Given text —
American television and film actress (born 1942)

Edwina Beth Williams (born July 9, 1942) is a retired American television and film actress who is best known for her acting work in the films of Russ Meyer, to whom she was married from 1970 to 1975.

==Early years==
Williams was born in Salt Lake City, Utah, and raised in Southern California. She began her career as a model and beauty pageant contestant. After winning several local pageants, she was signed as a contract player by 20th Century Fox.

==Career==
Throughout the 1960s, Williams appeared in several television series and films including roles in The Beverly Hillbillies, The Twilight Zone, Batman, Adam-12, Lost in Space, The Naked Kiss, and the Sonny & Cher film, Good Times (1967). In 1970, she appeared as Ashley St. Ives in Russ Meyer's first mainstream film, Beyond the Valley of the Dolls, followed by his second mainstream film, The Seven Minutes (1971). Meyer and Williams married in 1970, shortly after the release of Beyond the Valley of the Dolls.

Parts of the exercise —
1. In the actress biography, list every title named among the television series and films Williams appeared in during the 1960s.
2. Write the next part of the biography of actress Edwina Williams, picking up after its last sentence.

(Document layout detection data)
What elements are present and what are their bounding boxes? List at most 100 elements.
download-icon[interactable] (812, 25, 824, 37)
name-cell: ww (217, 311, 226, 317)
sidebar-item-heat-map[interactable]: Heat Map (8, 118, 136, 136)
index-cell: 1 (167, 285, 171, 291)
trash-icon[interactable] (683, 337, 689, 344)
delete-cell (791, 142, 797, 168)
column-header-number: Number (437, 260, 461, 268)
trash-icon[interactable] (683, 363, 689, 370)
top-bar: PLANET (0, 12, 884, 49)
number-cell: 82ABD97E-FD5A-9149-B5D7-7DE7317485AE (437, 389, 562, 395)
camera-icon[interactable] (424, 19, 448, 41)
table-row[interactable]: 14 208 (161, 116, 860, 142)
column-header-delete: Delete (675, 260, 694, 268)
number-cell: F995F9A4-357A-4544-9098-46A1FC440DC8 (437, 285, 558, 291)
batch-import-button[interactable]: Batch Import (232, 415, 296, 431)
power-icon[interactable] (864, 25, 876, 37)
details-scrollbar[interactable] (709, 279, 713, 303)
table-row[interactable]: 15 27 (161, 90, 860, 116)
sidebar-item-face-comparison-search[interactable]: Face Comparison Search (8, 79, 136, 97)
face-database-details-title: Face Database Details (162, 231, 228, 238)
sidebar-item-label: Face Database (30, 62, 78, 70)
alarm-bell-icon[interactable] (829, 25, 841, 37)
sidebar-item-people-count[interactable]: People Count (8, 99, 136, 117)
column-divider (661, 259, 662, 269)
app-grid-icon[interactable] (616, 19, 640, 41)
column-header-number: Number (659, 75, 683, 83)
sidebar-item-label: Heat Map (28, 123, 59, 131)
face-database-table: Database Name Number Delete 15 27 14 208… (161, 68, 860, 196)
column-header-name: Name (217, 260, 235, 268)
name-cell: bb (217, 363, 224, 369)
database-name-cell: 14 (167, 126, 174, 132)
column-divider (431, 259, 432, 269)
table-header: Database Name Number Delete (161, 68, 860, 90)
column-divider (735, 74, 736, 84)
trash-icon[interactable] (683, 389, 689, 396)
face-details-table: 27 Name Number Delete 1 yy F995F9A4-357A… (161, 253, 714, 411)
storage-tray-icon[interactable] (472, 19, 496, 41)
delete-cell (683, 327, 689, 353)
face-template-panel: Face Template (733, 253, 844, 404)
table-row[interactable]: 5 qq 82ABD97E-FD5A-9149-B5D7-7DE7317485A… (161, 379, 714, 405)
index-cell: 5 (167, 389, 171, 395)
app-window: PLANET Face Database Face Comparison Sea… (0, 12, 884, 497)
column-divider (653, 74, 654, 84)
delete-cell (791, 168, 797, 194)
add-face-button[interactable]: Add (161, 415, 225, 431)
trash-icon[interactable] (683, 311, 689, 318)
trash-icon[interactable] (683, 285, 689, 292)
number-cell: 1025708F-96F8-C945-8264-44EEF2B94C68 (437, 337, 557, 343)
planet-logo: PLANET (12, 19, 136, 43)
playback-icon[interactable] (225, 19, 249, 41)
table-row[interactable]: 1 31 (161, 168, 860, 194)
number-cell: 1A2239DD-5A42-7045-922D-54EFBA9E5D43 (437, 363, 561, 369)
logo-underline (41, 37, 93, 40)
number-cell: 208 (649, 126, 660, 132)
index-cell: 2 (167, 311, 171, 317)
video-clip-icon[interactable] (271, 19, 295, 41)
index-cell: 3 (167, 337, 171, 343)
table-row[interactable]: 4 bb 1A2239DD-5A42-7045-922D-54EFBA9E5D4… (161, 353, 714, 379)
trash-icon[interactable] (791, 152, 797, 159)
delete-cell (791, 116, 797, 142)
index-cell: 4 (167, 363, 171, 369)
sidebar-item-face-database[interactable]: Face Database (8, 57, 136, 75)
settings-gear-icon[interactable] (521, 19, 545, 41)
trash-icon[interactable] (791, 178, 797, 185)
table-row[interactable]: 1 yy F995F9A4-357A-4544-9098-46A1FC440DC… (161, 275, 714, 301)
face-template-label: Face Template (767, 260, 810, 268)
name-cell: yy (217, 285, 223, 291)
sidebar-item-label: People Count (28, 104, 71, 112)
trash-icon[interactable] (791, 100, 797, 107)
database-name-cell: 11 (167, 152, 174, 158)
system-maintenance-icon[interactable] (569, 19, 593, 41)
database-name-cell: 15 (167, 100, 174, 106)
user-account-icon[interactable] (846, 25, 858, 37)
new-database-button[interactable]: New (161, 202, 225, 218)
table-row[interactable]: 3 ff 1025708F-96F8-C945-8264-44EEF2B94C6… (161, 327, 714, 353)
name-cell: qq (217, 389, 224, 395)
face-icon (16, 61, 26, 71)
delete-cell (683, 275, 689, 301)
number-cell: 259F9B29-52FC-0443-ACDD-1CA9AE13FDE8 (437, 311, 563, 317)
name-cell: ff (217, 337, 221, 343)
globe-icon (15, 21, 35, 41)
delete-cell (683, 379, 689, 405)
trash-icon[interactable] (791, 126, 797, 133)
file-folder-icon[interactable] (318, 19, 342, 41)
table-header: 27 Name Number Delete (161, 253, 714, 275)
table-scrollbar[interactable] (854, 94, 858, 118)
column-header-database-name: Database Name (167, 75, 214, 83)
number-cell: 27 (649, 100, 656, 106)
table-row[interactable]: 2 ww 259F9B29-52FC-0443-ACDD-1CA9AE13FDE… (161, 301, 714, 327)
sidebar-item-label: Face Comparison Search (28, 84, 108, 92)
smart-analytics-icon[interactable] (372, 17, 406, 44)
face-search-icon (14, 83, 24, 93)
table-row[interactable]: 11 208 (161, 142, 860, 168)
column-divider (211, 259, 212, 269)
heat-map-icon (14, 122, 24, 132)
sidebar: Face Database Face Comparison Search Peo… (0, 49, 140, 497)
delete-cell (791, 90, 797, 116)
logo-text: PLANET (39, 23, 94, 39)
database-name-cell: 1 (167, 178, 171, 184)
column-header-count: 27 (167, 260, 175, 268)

Response list —
1. The Beverly Hillbillies, The Twilight Zone, Batman, Adam-12, Lost in Space, The Naked Kiss, Good Times

2.
In March 1973, she was photographed for Playboy in a full color photo spread by then-husband Russ Meyer. After her divorce from Meyer in 1977, Williams continued acting, mainly appearing in films, many of which involved nudity.

In 1982, she appeared on an episode of The People's Court as a defendant in a case titled "The Star Who Wouldn't Pay". She was sued for payment for publicity work the plaintiff had done for her. She countersued for half of the retainer she had paid him. After this, she was sporadically active in films during the 1980s and early 1990s.

Since the 1970s, she has traditionally appeared at both the Academy Awards and the Cannes Film Festival in revealing and flamboyant outfits.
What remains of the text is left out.